Directions for this task:
Write each line out again exactly as written.

--- begin ---

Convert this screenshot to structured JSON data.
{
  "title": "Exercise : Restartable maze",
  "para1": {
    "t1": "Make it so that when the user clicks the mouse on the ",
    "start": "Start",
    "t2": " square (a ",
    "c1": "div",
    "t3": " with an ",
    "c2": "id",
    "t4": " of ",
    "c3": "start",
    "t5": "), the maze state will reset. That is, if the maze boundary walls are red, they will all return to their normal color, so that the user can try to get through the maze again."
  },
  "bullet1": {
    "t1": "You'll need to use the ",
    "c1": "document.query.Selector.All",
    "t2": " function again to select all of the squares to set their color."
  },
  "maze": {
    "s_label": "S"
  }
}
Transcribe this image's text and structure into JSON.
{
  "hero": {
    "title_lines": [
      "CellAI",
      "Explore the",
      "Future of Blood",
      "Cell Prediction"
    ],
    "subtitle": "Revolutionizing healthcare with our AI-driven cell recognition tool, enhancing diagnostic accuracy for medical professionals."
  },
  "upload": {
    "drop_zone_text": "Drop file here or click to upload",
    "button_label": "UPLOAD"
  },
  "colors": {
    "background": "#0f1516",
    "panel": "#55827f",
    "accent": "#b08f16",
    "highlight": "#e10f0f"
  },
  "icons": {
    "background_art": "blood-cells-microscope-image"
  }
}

--- end ---

Solved exercise:
Convert this screenshot to structured JSON data.
{
  "title": "Exercise : Restartable maze",
  "para1": {
    "t1": "Make it so that when the user clicks the mouse on the ",
    "start": "Start",
    "t2": " square (a ",
    "c1": "div",
    "t3": " with an ",
    "c2": "id",
    "t4": " of ",
    "c3": "start",
    "t5": "), the maze state will reset. That is, if the maze boundary walls are red, they will all return to their normal color, so that the user can try to get through the maze again."
  },
  "bullet1": {
    "t1": "You'll need to use the ",
    "c1": "document.query.Selector.All",
    "t2": " function again to select all of the squares to set their color."
  },
  "maze": {
    "s_label": "S"
  }
}
Transcribe this image's text and structure into JSON.
{
  "hero": {
    "title_lines": [
      "CellAI",
      "Explore the",
      "Future of Blood",
      "Cell Prediction"
    ],
    "subtitle": "Revolutionizing healthcare with our AI-driven cell recognition tool, enhancing diagnostic accuracy for medical professionals."
  },
  "upload": {
    "drop_zone_text": "Drop file here or click to upload",
    "button_label": "UPLOAD"
  },
  "colors": {
    "background": "#0f1516",
    "panel": "#55827f",
    "accent": "#b08f16",
    "highlight": "#e10f0f"
  },
  "icons": {
    "background_art": "blood-cells-microscope-image"
  }
}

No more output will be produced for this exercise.